• [Problem description] From the start of the listing through the line containing "- bar: [141, 198, 603, 234]", replace every "category-label" with "category-name" and give those lines again with nothing else changed.

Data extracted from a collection
____
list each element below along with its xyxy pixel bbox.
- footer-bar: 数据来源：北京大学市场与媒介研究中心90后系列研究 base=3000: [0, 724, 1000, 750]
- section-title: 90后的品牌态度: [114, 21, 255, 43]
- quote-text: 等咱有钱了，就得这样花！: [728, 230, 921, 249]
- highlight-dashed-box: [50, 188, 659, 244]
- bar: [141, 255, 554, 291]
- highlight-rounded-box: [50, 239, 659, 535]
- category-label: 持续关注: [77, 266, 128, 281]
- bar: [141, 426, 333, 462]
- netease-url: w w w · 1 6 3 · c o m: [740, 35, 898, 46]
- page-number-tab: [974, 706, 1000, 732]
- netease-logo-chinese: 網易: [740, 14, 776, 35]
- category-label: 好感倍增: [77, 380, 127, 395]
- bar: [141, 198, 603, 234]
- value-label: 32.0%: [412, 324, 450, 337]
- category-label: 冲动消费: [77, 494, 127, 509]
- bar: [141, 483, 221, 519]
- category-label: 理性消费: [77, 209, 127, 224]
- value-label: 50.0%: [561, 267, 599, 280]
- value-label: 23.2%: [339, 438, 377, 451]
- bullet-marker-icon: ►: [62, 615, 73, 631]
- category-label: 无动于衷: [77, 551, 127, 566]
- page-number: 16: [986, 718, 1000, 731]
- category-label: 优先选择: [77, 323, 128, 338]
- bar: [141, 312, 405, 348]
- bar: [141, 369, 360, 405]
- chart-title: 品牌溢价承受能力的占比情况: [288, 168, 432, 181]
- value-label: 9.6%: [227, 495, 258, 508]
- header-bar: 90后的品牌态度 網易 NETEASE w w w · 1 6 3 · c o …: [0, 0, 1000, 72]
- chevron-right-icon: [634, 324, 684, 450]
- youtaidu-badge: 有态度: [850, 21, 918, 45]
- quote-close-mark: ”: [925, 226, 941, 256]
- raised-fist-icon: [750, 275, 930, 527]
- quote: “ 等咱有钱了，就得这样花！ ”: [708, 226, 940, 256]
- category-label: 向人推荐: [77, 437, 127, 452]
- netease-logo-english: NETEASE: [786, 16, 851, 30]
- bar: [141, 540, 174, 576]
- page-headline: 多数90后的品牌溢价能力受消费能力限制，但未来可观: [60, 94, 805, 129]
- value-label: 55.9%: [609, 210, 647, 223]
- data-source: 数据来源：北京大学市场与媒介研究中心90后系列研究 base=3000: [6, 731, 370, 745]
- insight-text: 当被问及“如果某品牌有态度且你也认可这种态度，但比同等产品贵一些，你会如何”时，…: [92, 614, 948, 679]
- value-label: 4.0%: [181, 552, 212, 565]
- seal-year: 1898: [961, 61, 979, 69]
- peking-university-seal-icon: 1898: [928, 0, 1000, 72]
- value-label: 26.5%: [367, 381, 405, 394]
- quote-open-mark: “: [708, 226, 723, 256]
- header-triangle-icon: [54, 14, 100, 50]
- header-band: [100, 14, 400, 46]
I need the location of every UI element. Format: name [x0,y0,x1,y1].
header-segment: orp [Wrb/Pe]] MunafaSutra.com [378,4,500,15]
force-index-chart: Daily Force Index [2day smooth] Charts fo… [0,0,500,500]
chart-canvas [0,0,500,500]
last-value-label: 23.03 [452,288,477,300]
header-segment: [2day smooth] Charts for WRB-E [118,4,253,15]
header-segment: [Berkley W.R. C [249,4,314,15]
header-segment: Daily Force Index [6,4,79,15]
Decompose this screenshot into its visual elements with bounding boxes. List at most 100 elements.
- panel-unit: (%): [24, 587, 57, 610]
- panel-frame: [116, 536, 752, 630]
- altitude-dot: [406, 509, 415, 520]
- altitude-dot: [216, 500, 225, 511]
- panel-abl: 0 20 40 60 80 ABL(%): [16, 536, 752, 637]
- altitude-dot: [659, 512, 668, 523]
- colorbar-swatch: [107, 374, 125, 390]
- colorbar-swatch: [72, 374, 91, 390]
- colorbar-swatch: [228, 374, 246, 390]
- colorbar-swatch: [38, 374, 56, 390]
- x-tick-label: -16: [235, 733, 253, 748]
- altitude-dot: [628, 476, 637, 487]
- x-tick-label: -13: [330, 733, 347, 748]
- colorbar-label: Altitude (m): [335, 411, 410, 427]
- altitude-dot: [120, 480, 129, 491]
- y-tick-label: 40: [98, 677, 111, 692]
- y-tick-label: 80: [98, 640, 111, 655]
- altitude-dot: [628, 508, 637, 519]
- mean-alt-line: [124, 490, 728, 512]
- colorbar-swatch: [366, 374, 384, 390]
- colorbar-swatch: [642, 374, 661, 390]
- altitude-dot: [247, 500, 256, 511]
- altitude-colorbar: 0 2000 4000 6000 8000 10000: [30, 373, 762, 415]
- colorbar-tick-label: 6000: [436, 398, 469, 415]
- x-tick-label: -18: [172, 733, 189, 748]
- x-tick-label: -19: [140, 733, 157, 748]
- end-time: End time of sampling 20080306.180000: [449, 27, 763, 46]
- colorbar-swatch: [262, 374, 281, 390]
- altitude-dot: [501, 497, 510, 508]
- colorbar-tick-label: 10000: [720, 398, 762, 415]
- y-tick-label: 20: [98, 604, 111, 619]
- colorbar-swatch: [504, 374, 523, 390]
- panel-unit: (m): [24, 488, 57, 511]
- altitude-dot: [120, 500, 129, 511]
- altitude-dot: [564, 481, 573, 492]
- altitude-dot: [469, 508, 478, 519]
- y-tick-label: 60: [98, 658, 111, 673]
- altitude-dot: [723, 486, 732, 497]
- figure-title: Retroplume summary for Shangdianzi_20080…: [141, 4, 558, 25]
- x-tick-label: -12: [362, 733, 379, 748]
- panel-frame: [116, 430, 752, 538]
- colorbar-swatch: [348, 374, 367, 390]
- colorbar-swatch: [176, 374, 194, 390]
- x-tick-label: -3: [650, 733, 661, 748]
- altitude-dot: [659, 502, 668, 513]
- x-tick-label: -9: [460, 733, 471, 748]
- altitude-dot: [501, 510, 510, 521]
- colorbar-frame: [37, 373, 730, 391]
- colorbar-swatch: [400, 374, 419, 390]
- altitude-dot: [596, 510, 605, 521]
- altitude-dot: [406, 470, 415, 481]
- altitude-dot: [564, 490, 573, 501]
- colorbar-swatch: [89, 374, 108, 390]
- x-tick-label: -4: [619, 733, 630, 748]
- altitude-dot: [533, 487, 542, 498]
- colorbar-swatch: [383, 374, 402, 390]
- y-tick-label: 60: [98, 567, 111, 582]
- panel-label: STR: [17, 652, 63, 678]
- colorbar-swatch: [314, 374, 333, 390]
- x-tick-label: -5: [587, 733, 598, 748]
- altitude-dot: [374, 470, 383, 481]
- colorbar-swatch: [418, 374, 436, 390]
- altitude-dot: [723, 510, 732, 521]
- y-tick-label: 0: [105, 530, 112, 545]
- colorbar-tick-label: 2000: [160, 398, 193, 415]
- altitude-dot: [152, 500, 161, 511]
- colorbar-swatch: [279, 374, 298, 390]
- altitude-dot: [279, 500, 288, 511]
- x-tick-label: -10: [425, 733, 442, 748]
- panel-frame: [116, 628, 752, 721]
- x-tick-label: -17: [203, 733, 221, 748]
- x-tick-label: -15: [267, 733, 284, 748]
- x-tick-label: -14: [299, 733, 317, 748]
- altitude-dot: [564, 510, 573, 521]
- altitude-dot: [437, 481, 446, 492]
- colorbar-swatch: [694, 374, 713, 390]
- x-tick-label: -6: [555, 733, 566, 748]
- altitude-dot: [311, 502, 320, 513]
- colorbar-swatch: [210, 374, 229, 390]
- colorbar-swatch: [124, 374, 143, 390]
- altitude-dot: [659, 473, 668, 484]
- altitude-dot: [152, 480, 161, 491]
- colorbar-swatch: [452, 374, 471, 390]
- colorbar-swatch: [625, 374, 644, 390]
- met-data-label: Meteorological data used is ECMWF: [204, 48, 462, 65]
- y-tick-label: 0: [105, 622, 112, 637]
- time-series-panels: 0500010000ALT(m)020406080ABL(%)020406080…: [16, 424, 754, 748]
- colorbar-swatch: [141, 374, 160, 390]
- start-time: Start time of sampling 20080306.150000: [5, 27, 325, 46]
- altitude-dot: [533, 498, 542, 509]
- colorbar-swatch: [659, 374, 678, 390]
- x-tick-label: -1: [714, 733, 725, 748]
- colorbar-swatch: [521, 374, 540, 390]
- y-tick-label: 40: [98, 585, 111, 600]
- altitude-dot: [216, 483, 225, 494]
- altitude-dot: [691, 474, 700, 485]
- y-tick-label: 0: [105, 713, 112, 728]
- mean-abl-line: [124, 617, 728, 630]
____
• [Problem solution]
list each element below along with its xyxy pixel bbox.
- footer-bar: 数据来源：北京大学市场与媒介研究中心90后系列研究 base=3000: [0, 724, 1000, 750]
- section-title: 90后的品牌态度: [114, 21, 255, 43]
- quote-text: 等咱有钱了，就得这样花！: [728, 230, 921, 249]
- highlight-dashed-box: [50, 188, 659, 244]
- bar: [141, 255, 554, 291]
- highlight-rounded-box: [50, 239, 659, 535]
- category-name: 持续关注: [77, 266, 128, 281]
- bar: [141, 426, 333, 462]
- netease-url: w w w · 1 6 3 · c o m: [740, 35, 898, 46]
- page-number-tab: [974, 706, 1000, 732]
- netease-logo-chinese: 網易: [740, 14, 776, 35]
- category-name: 好感倍增: [77, 380, 127, 395]
- bar: [141, 198, 603, 234]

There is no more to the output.